# DATASET:
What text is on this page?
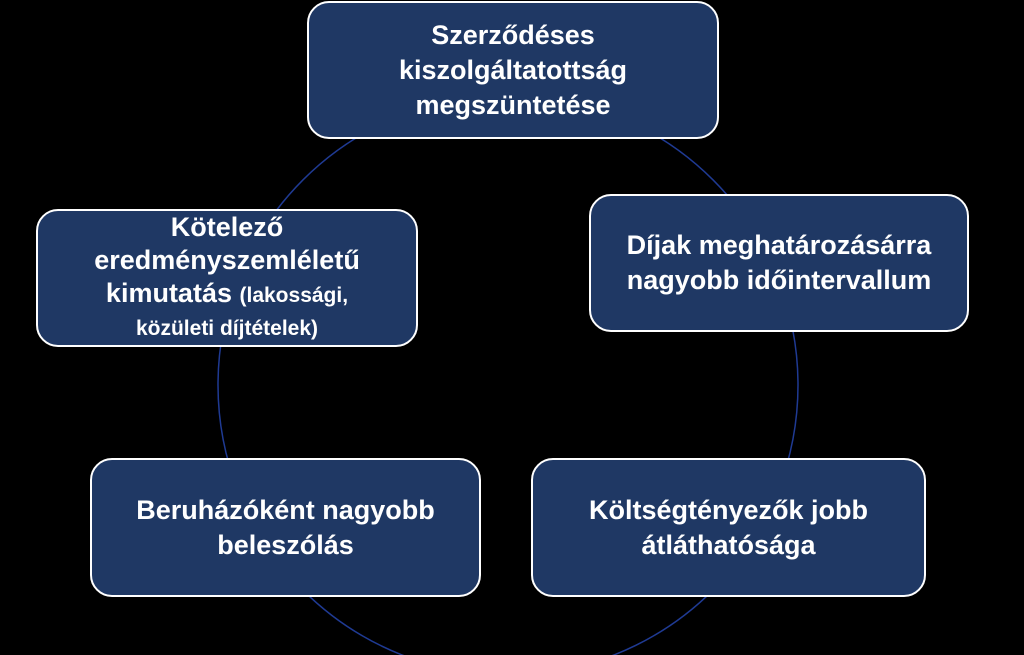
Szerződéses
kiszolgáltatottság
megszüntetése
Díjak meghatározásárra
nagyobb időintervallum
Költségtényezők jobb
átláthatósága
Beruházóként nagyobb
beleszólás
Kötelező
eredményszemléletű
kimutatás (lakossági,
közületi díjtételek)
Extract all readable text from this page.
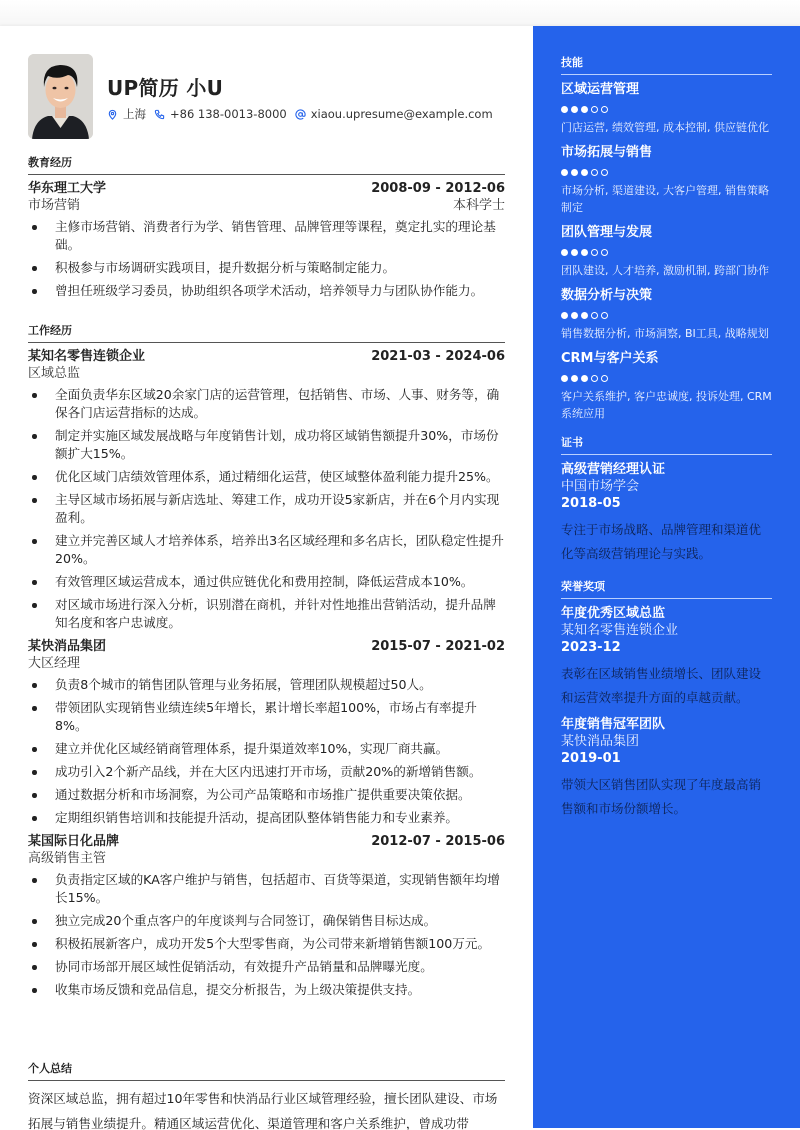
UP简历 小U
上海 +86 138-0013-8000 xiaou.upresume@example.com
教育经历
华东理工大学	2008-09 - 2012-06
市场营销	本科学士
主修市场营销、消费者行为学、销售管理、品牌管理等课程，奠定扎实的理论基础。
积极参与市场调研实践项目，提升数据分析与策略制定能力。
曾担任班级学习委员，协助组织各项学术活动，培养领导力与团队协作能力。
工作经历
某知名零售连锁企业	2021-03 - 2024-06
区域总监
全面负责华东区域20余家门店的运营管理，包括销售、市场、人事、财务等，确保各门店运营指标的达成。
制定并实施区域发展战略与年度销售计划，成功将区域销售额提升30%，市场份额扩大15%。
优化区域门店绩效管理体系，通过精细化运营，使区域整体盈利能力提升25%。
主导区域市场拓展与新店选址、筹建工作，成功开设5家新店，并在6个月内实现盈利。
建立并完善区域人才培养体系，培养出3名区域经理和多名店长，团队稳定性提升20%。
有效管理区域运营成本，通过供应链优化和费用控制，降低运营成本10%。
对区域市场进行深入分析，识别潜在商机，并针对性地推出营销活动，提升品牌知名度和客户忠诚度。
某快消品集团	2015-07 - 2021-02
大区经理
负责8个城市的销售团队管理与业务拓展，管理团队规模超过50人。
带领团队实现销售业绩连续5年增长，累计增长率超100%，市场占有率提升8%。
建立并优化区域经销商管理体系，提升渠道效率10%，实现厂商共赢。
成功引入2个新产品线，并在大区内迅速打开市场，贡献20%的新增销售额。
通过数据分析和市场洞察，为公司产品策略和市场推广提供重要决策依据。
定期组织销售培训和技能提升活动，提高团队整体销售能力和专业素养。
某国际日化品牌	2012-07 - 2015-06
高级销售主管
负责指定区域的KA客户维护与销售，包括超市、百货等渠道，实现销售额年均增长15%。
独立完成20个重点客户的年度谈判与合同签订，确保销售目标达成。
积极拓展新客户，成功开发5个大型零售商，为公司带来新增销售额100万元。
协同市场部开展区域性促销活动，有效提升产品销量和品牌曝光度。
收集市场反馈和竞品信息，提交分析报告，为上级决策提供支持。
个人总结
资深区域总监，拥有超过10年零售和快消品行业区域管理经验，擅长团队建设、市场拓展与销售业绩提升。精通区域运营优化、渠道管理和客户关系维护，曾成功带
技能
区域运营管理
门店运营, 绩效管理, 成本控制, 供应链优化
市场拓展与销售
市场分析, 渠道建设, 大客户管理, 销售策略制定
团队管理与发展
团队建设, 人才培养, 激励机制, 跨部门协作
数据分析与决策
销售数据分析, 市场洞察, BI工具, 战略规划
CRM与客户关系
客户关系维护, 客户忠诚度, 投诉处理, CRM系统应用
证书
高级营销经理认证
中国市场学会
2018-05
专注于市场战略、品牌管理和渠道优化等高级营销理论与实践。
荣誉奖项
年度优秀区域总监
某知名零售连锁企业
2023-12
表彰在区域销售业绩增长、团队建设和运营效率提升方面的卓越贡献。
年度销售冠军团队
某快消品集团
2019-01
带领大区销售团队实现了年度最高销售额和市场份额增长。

* * *

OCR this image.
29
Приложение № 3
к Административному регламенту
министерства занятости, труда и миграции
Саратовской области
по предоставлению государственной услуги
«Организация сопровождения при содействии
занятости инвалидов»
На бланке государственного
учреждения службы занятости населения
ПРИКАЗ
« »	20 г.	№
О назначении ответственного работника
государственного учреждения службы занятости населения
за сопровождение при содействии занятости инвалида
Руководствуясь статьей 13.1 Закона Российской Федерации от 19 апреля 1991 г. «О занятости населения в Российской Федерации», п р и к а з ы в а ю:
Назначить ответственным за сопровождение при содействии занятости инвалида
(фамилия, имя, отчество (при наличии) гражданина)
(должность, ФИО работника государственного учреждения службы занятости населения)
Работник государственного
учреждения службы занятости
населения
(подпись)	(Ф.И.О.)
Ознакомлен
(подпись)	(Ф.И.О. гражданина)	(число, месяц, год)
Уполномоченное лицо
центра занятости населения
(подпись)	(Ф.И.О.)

==

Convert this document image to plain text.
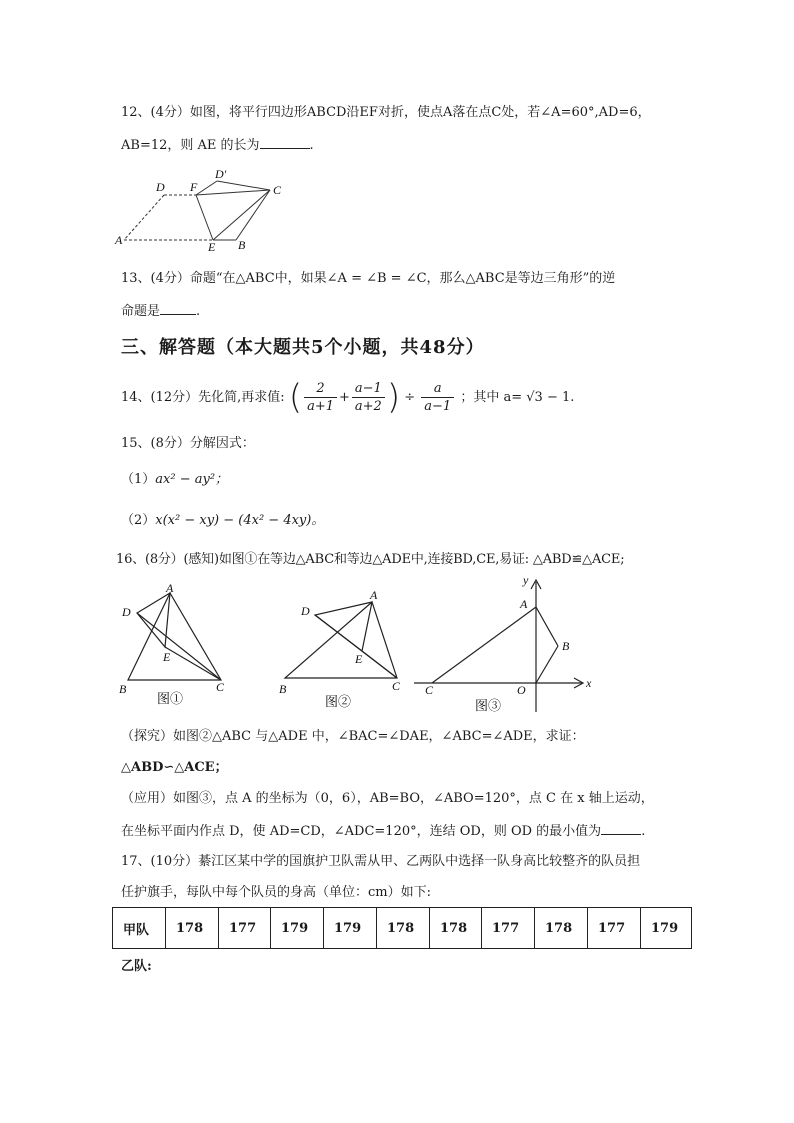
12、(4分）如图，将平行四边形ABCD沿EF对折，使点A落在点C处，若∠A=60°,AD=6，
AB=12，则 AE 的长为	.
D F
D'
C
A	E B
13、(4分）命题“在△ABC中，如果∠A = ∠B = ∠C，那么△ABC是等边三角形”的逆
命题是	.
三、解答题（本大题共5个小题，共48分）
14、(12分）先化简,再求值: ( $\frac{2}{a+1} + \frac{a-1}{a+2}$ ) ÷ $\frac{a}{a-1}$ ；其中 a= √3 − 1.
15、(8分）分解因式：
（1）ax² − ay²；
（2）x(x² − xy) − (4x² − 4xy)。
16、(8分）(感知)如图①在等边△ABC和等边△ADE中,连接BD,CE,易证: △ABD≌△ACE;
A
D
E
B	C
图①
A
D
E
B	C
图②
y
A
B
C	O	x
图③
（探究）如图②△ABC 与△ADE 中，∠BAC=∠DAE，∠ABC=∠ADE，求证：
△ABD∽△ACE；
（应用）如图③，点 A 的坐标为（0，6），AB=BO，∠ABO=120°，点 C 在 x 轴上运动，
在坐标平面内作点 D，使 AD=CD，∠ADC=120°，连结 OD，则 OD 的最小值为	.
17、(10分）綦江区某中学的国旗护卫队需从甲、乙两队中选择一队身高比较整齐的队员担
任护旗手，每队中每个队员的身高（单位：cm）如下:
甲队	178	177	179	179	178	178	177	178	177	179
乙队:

# WHAT IS ASKED:
Show each line of the data that contains the string "某知名零售连锁企业".

# TASK RESULT:
某知名零售连锁企业	2021-03 - 2024-06
某知名零售连锁企业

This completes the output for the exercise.